<<<<
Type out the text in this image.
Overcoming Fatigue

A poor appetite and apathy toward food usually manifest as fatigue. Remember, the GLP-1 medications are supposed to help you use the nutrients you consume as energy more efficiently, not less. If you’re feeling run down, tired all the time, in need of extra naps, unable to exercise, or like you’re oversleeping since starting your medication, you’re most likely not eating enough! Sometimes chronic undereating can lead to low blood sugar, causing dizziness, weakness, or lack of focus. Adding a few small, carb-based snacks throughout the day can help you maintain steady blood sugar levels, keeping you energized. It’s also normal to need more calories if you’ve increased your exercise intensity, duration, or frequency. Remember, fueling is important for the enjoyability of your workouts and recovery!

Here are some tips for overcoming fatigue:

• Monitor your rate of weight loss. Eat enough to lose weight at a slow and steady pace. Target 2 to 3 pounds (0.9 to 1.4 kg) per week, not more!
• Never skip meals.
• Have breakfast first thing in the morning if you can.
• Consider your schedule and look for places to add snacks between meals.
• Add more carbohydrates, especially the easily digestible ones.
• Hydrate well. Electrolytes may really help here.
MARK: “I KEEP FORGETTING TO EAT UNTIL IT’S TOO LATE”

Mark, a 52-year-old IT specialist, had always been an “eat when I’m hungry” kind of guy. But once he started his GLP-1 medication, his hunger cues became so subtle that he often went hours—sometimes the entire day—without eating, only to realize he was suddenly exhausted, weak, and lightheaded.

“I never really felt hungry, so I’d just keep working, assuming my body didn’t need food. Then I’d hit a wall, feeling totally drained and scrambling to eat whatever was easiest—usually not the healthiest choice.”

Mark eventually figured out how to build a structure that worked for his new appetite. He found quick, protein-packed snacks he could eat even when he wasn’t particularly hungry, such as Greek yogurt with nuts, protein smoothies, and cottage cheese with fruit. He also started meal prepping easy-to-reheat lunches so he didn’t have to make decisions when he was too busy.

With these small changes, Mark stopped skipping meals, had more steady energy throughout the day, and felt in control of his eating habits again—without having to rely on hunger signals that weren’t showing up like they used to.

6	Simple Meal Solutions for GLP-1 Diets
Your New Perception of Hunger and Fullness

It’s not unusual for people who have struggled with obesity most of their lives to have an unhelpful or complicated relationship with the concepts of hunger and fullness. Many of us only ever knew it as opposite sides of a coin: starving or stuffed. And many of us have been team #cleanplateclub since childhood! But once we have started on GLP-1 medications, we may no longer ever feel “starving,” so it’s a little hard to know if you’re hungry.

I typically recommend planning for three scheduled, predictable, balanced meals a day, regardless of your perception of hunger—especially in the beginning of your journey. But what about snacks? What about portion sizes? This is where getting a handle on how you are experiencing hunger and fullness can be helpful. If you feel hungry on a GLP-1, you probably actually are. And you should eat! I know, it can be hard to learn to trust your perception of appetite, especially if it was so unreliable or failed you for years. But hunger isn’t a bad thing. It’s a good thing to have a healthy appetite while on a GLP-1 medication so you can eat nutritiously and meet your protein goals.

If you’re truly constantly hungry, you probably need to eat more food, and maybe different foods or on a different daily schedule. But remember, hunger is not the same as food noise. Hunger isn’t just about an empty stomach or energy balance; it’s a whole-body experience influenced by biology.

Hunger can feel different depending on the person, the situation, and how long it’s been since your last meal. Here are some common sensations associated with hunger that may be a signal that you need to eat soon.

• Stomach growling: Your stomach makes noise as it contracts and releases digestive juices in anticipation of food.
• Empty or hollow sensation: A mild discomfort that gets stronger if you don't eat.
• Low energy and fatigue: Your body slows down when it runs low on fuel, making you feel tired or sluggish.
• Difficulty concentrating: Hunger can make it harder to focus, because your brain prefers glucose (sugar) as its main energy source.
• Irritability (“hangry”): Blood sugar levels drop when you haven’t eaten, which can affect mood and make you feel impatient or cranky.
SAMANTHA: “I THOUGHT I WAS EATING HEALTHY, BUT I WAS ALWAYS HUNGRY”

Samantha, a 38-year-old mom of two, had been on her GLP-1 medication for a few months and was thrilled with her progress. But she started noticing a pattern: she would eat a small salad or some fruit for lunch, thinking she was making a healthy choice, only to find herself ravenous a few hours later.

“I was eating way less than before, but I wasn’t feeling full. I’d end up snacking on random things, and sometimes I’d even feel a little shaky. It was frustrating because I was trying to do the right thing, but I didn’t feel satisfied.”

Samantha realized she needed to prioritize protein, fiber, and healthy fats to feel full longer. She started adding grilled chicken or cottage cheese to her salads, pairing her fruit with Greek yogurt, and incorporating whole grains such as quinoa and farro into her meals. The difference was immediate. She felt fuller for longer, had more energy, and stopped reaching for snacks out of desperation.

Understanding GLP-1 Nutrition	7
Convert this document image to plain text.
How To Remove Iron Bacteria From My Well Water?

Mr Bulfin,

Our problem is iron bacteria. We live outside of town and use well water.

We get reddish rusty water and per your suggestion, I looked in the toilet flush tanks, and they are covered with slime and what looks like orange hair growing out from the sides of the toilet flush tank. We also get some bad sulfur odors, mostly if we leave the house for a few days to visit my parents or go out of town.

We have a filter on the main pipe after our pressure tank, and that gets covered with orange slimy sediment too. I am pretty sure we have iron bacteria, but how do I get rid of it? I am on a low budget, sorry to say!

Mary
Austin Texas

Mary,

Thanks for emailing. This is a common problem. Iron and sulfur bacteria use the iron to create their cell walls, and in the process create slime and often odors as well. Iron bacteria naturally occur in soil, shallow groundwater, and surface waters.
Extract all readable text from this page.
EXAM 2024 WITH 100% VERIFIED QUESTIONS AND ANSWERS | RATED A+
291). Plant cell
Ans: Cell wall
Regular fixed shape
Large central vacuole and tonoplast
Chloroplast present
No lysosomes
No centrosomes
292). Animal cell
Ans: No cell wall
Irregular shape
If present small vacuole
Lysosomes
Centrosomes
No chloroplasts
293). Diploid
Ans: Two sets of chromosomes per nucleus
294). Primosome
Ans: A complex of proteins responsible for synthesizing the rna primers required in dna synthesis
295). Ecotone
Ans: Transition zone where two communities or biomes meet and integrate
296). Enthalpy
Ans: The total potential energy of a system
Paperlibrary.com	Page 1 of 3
>>>>
Look through the entries and return each line that has the word "because" in it.

• Difficulty concentrating: Hunger can make it harder to focus, because your brain prefers glucose (sugar) as its main energy source.
“I was eating way less than before, but I wasn’t feeling full. I’d end up snacking on random things, and sometimes I’d even feel a little shaky. It was frustrating because I was trying to do the right thing, but I didn’t feel satisfied.”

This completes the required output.